▸ **Given data**:
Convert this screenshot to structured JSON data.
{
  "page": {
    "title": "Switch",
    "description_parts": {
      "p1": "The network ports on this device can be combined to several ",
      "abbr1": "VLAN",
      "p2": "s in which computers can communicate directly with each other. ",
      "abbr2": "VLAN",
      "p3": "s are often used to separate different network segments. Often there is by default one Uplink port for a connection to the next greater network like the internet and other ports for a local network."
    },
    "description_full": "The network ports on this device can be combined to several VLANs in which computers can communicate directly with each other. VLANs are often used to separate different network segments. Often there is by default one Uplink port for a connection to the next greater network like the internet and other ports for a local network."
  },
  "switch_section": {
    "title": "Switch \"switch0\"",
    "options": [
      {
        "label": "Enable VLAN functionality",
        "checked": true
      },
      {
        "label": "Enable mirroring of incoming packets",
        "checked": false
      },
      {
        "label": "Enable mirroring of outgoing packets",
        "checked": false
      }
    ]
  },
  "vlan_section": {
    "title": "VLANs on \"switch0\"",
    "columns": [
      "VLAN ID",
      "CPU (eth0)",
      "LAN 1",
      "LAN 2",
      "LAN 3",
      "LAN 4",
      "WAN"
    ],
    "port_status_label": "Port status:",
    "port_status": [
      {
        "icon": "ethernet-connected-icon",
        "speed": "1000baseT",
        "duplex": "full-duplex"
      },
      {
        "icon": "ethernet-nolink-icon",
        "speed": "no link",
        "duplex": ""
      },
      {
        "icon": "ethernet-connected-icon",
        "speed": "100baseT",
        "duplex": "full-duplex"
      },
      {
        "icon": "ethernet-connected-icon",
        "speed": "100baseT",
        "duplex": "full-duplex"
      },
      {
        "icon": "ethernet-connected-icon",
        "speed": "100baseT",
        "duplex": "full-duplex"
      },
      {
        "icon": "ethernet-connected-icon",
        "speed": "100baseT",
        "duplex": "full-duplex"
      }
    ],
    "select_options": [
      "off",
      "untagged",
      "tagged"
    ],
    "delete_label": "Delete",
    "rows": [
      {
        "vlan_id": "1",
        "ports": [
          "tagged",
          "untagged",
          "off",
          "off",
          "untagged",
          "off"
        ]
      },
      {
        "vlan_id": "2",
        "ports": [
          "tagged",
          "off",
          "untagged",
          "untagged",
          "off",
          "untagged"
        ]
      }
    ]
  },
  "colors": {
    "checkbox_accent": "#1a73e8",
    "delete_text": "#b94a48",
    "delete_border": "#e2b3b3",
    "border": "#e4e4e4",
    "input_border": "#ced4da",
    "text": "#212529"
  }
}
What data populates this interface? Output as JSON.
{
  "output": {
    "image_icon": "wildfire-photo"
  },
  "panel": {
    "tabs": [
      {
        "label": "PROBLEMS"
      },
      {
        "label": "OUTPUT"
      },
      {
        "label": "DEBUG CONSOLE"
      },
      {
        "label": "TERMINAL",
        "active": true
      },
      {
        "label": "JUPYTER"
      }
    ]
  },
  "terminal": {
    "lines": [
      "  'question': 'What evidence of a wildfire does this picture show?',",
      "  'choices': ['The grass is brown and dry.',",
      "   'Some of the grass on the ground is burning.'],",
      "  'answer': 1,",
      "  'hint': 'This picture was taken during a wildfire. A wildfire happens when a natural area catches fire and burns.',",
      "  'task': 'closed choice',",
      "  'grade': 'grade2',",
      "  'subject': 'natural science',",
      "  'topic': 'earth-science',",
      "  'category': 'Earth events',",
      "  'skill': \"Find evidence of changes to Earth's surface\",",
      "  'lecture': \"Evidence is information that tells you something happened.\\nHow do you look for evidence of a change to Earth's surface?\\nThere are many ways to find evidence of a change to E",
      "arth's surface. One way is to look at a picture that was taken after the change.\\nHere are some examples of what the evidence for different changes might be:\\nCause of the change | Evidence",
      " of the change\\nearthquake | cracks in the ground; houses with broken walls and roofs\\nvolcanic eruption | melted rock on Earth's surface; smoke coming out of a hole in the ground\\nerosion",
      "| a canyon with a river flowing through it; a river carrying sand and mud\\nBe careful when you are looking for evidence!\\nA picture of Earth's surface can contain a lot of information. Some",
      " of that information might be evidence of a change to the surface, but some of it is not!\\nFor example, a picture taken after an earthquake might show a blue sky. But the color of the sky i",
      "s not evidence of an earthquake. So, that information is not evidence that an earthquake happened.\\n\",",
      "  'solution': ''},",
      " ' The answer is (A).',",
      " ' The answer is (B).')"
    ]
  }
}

▸ **Problem details**: Of the lines above, copy each that contains "science".

▸ **Response for this exercise**:
      "  'subject': 'natural science',",
      "  'topic': 'earth-science',",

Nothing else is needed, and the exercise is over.